• _WRITTEN EXERCISE_
What lines of the data hold the string "component"? Pull each one out.

┌──

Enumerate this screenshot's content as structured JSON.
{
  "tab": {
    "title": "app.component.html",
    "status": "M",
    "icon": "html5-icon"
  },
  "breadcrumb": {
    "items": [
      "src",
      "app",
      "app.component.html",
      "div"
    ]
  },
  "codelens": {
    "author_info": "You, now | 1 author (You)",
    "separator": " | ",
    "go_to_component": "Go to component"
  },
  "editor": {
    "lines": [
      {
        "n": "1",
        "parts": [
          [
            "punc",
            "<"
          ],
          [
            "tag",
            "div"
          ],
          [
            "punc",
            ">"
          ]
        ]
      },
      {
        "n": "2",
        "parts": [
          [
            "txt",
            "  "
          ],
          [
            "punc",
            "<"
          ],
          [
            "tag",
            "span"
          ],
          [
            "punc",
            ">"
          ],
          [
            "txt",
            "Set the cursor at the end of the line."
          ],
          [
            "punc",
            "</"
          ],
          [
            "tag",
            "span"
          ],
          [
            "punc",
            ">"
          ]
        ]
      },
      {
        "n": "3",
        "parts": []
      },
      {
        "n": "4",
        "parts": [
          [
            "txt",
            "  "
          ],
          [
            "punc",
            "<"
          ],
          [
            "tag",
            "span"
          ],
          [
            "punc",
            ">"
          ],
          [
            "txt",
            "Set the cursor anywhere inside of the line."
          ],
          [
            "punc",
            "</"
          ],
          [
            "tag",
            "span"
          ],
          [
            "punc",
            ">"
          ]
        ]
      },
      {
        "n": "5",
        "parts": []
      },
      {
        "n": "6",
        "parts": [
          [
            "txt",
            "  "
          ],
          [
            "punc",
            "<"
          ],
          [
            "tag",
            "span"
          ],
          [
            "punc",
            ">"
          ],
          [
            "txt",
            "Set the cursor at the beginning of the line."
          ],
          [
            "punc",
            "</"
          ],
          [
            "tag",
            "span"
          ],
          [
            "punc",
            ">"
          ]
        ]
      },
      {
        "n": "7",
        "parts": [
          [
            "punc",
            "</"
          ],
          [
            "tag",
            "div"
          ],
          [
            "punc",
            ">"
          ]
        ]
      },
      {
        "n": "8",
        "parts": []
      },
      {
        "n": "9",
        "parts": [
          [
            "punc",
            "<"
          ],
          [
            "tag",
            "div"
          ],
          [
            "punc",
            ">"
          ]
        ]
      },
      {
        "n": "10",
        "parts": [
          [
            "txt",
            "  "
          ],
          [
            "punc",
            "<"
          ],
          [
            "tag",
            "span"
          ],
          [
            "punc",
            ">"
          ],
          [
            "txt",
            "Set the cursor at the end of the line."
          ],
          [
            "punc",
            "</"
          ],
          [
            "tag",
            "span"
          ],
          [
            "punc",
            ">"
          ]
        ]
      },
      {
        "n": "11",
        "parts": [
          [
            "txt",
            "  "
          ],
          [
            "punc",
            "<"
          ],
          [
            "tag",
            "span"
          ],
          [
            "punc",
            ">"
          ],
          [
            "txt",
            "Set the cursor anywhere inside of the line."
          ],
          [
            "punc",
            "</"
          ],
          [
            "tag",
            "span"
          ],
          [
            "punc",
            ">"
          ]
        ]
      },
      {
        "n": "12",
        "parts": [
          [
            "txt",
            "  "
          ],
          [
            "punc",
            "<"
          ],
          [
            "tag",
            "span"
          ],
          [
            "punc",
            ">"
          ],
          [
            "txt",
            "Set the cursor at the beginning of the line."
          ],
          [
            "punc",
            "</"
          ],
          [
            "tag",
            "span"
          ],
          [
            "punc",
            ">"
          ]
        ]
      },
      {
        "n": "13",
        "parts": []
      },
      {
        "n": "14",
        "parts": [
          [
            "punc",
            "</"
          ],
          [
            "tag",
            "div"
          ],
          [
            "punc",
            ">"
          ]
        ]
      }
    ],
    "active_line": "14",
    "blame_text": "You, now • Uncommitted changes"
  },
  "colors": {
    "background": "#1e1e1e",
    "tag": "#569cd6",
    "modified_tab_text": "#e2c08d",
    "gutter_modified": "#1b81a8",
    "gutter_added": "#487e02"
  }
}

└──

• _SOLUTION_
    "title": "app.component.html",
      "app.component.html",
    "go_to_component": "Go to component"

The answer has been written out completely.